### Instructions to follow
From the entries below, list each line with "padlock".

### Stored data
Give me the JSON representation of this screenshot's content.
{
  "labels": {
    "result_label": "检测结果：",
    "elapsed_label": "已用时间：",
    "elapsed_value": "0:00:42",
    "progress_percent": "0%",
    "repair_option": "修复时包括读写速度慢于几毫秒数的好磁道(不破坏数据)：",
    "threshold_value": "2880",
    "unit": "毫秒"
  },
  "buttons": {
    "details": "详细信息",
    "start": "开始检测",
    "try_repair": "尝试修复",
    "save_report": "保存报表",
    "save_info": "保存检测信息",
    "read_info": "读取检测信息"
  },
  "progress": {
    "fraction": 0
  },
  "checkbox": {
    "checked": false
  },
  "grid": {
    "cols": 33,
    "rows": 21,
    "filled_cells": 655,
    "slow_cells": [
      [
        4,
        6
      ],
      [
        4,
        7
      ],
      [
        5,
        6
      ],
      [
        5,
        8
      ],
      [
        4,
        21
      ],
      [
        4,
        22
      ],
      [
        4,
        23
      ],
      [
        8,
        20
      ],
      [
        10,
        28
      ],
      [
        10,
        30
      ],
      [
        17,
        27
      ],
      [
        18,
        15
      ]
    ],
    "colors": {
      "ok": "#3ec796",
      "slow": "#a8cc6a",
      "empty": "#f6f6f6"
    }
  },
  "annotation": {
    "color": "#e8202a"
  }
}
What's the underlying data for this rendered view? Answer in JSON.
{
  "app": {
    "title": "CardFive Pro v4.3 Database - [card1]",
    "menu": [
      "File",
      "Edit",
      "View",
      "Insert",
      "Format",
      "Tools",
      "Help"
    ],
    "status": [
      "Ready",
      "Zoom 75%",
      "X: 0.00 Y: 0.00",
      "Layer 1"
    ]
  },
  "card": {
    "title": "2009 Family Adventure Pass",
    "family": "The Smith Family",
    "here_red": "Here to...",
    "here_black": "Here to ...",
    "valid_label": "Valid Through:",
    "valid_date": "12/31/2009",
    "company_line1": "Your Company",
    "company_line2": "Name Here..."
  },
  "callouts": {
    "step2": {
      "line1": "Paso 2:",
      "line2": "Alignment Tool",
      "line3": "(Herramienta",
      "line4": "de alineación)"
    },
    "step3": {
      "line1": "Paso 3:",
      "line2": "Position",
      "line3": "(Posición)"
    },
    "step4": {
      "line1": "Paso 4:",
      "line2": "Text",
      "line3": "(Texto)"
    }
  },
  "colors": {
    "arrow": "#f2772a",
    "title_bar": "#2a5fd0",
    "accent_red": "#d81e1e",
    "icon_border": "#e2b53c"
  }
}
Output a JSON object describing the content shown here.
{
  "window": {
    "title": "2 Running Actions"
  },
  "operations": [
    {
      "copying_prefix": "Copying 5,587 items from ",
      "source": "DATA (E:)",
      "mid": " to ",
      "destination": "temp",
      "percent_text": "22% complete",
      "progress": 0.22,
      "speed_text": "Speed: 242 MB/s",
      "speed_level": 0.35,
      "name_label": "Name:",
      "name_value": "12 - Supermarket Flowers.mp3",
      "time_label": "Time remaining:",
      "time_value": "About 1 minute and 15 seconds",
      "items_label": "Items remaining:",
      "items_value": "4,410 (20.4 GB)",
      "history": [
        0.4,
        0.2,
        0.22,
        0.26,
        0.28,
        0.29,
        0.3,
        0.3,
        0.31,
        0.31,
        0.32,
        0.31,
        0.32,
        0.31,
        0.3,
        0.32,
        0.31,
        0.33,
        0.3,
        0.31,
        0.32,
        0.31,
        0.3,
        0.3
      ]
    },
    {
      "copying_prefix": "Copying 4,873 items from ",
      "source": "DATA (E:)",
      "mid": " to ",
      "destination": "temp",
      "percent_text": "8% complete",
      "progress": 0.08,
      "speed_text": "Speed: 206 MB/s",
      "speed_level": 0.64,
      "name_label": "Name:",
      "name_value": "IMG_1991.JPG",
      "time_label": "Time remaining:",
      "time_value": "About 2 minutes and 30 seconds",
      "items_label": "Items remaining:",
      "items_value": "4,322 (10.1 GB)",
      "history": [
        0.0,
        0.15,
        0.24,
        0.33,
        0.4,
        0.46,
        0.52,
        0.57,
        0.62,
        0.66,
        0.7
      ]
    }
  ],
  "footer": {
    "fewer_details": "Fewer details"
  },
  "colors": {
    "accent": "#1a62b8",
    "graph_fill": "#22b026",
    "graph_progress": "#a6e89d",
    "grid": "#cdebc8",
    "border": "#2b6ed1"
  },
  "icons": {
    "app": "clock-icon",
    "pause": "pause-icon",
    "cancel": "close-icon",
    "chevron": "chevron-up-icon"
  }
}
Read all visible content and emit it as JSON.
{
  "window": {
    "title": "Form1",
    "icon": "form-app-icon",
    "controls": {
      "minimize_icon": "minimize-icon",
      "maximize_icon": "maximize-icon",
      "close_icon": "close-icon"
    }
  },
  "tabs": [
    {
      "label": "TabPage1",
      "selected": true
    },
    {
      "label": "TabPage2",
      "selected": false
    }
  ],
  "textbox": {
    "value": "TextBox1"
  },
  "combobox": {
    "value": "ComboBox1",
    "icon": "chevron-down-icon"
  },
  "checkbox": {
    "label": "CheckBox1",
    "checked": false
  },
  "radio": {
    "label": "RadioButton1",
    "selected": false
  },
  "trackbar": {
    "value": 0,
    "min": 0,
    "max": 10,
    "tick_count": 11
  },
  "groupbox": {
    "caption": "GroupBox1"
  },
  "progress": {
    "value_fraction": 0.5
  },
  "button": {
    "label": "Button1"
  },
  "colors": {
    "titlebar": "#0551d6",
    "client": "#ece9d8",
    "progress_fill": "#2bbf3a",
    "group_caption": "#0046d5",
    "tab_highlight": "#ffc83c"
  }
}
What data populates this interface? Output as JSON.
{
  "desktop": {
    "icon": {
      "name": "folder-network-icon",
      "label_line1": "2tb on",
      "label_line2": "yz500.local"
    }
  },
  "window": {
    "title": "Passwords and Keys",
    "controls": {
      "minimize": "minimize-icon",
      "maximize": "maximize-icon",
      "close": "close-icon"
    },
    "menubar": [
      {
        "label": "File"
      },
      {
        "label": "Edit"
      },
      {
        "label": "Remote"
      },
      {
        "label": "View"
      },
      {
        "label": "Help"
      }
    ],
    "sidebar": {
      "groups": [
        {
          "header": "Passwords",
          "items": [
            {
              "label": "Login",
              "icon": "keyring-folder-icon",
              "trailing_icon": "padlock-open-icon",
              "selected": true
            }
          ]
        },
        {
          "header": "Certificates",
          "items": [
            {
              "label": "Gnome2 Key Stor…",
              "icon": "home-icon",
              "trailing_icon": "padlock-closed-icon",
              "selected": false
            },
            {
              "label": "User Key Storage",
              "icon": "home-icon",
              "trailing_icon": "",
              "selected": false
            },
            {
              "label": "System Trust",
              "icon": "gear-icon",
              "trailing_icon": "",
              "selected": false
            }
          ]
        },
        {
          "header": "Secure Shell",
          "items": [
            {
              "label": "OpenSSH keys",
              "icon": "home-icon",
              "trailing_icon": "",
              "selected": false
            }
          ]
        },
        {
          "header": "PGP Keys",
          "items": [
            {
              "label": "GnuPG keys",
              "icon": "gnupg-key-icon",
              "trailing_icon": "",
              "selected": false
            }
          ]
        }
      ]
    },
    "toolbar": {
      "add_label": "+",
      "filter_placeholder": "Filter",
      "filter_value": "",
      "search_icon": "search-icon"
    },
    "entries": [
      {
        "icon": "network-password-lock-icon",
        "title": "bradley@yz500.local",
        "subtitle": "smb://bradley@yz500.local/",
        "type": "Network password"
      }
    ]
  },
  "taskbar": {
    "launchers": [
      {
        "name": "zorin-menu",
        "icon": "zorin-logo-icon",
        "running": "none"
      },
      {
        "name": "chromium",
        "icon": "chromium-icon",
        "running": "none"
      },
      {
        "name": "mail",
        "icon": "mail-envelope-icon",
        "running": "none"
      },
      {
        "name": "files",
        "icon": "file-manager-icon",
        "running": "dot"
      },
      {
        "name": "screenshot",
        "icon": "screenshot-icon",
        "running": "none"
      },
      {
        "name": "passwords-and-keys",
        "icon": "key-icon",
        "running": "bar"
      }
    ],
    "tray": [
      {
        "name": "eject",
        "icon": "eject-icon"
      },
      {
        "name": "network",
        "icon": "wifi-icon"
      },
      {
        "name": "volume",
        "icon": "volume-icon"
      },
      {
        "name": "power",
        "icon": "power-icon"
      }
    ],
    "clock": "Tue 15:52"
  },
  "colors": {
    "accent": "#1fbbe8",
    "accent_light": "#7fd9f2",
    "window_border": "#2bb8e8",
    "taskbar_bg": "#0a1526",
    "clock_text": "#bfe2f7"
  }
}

### Worked solution
              "trailing_icon": "padlock-open-icon",
              "trailing_icon": "padlock-closed-icon",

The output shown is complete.